Task description: Identify each line in the records below that contains the word "Python", and copy it.

Material to process:

**********

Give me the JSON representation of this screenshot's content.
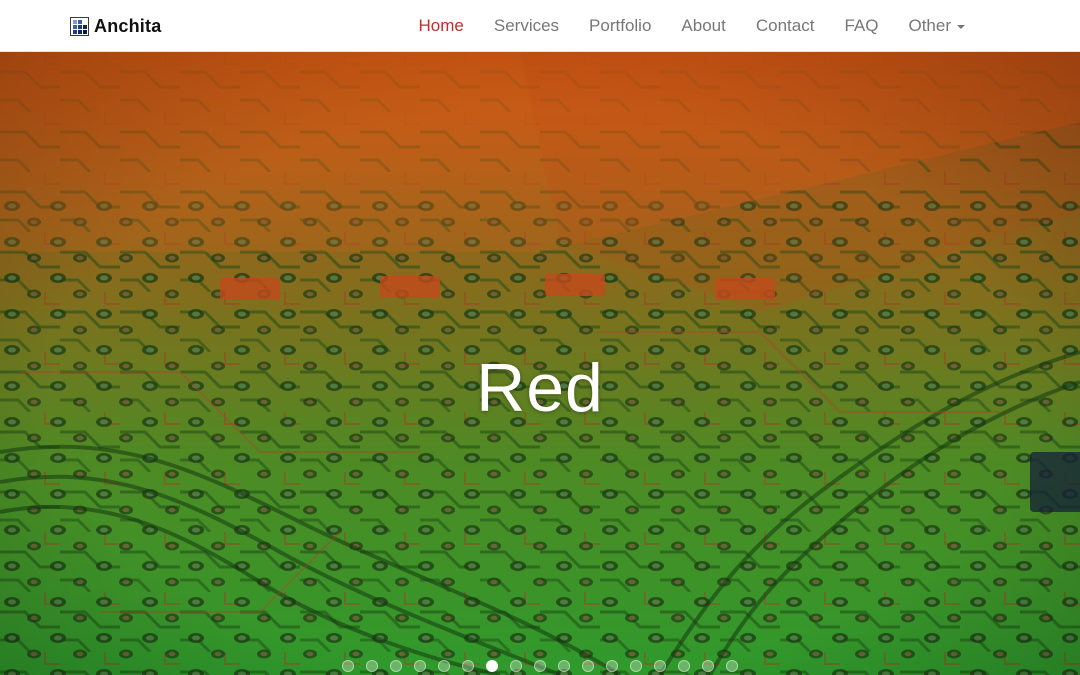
{
  "brand": {
    "name": "Anchita",
    "logo_icon": "pixel-grid-logo-icon"
  },
  "nav": {
    "items": [
      {
        "label": "Home",
        "active": true
      },
      {
        "label": "Services",
        "active": false
      },
      {
        "label": "Portfolio",
        "active": false
      },
      {
        "label": "About",
        "active": false
      },
      {
        "label": "Contact",
        "active": false
      },
      {
        "label": "FAQ",
        "active": false
      },
      {
        "label": "Other",
        "active": false,
        "dropdown": true
      }
    ]
  },
  "hero": {
    "slide_title": "Red",
    "slide_count": 17,
    "active_slide": 7,
    "background": "circuit-board-photo"
  },
  "colors": {
    "active_nav": "#c62c2c",
    "nav_text": "#777777",
    "overlay_orange": "#c85a14",
    "overlay_green": "#3fa52c"
  }
}
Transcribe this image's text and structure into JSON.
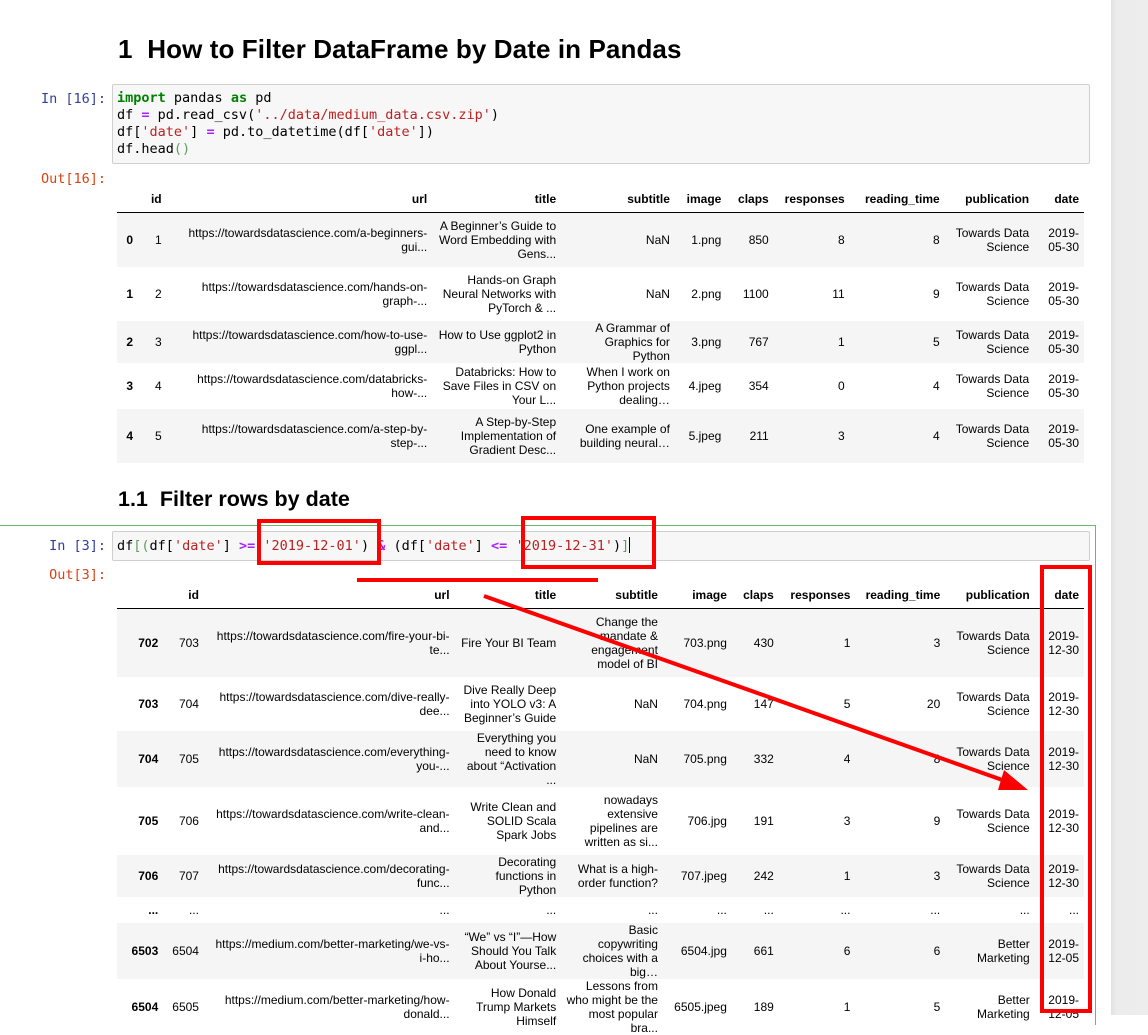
{
  "headings": {
    "h1_number": "1",
    "h1_text": "How to Filter DataFrame by Date in Pandas",
    "h2_number": "1.1",
    "h2_text": "Filter rows by date"
  },
  "cell1": {
    "in_prompt": "In [16]:",
    "out_prompt": "Out[16]:",
    "code": {
      "l1_kw1": "import",
      "l1_mod": " pandas ",
      "l1_kw2": "as",
      "l1_alias": " pd",
      "l2_a": "df ",
      "l2_eq": "=",
      "l2_b": " pd.read_csv(",
      "l2_str": "'../data/medium_data.csv.zip'",
      "l2_c": ")",
      "l3_a": "df[",
      "l3_str1": "'date'",
      "l3_b": "] ",
      "l3_eq": "=",
      "l3_c": " pd.to_datetime(df[",
      "l3_str2": "'date'",
      "l3_d": "])",
      "l4_a": "df.head",
      "l4_paren": "()"
    },
    "table": {
      "columns": [
        "",
        "id",
        "url",
        "title",
        "subtitle",
        "image",
        "claps",
        "responses",
        "reading_time",
        "publication",
        "date"
      ],
      "rows": [
        [
          "0",
          "1",
          "https://towardsdatascience.com/a-beginners-gui...",
          "A Beginner’s Guide to Word Embedding with Gens...",
          "NaN",
          "1.png",
          "850",
          "8",
          "8",
          "Towards Data Science",
          "2019-05-30"
        ],
        [
          "1",
          "2",
          "https://towardsdatascience.com/hands-on-graph-...",
          "Hands-on Graph Neural Networks with PyTorch & ...",
          "NaN",
          "2.png",
          "1100",
          "11",
          "9",
          "Towards Data Science",
          "2019-05-30"
        ],
        [
          "2",
          "3",
          "https://towardsdatascience.com/how-to-use-ggpl...",
          "How to Use ggplot2 in Python",
          "A Grammar of Graphics for Python",
          "3.png",
          "767",
          "1",
          "5",
          "Towards Data Science",
          "2019-05-30"
        ],
        [
          "3",
          "4",
          "https://towardsdatascience.com/databricks-how-...",
          "Databricks: How to Save Files in CSV on Your L...",
          "When I work on Python projects dealing…",
          "4.jpeg",
          "354",
          "0",
          "4",
          "Towards Data Science",
          "2019-05-30"
        ],
        [
          "4",
          "5",
          "https://towardsdatascience.com/a-step-by-step-...",
          "A Step-by-Step Implementation of Gradient Desc...",
          "One example of building neural…",
          "5.jpeg",
          "211",
          "3",
          "4",
          "Towards Data Science",
          "2019-05-30"
        ]
      ]
    }
  },
  "cell2": {
    "in_prompt": "In [3]:",
    "out_prompt": "Out[3]:",
    "code": {
      "a": "df",
      "b1": "[",
      "b2": "(",
      "c": "df[",
      "s1": "'date'",
      "d": "] ",
      "op1": ">=",
      "e": " ",
      "s2": "'2019-12-01'",
      "f": ") ",
      "amp": "&",
      "g": " (df[",
      "s3": "'date'",
      "h": "] ",
      "op2": "<=",
      "i": " ",
      "s4": "'2019-12-31'",
      "j": ")",
      "k": "]"
    },
    "table": {
      "columns": [
        "",
        "id",
        "url",
        "title",
        "subtitle",
        "image",
        "claps",
        "responses",
        "reading_time",
        "publication",
        "date"
      ],
      "rows": [
        [
          "702",
          "703",
          "https://towardsdatascience.com/fire-your-bi-te...",
          "Fire Your BI Team",
          "Change the mandate & engagement model of BI",
          "703.png",
          "430",
          "1",
          "3",
          "Towards Data Science",
          "2019-12-30"
        ],
        [
          "703",
          "704",
          "https://towardsdatascience.com/dive-really-dee...",
          "Dive Really Deep into YOLO v3: A Beginner’s Guide",
          "NaN",
          "704.png",
          "147",
          "5",
          "20",
          "Towards Data Science",
          "2019-12-30"
        ],
        [
          "704",
          "705",
          "https://towardsdatascience.com/everything-you-...",
          "Everything you need to know about “Activation ...",
          "NaN",
          "705.png",
          "332",
          "4",
          "8",
          "Towards Data Science",
          "2019-12-30"
        ],
        [
          "705",
          "706",
          "https://towardsdatascience.com/write-clean-and...",
          "Write Clean and SOLID Scala Spark Jobs",
          "nowadays extensive pipelines are written as si...",
          "706.jpg",
          "191",
          "3",
          "9",
          "Towards Data Science",
          "2019-12-30"
        ],
        [
          "706",
          "707",
          "https://towardsdatascience.com/decorating-func...",
          "Decorating functions in Python",
          "What is a high-order function?",
          "707.jpeg",
          "242",
          "1",
          "3",
          "Towards Data Science",
          "2019-12-30"
        ],
        [
          "...",
          "...",
          "...",
          "...",
          "...",
          "...",
          "...",
          "...",
          "...",
          "...",
          "..."
        ],
        [
          "6503",
          "6504",
          "https://medium.com/better-marketing/we-vs-i-ho...",
          "“We” vs “I”—How Should You Talk About Yourse...",
          "Basic copywriting choices with a big…",
          "6504.jpg",
          "661",
          "6",
          "6",
          "Better Marketing",
          "2019-12-05"
        ],
        [
          "6504",
          "6505",
          "https://medium.com/better-marketing/how-donald...",
          "How Donald Trump Markets Himself",
          "Lessons from who might be the most popular bra...",
          "6505.jpeg",
          "189",
          "1",
          "5",
          "Better Marketing",
          "2019-12-05"
        ]
      ]
    }
  },
  "annotation_color": "#ff0000"
}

**********

Task solution:
          "How to Use ggplot2 in Python",
          "A Grammar of Graphics for Python",
          "When I work on Python projects dealing…",
          "Decorating functions in Python",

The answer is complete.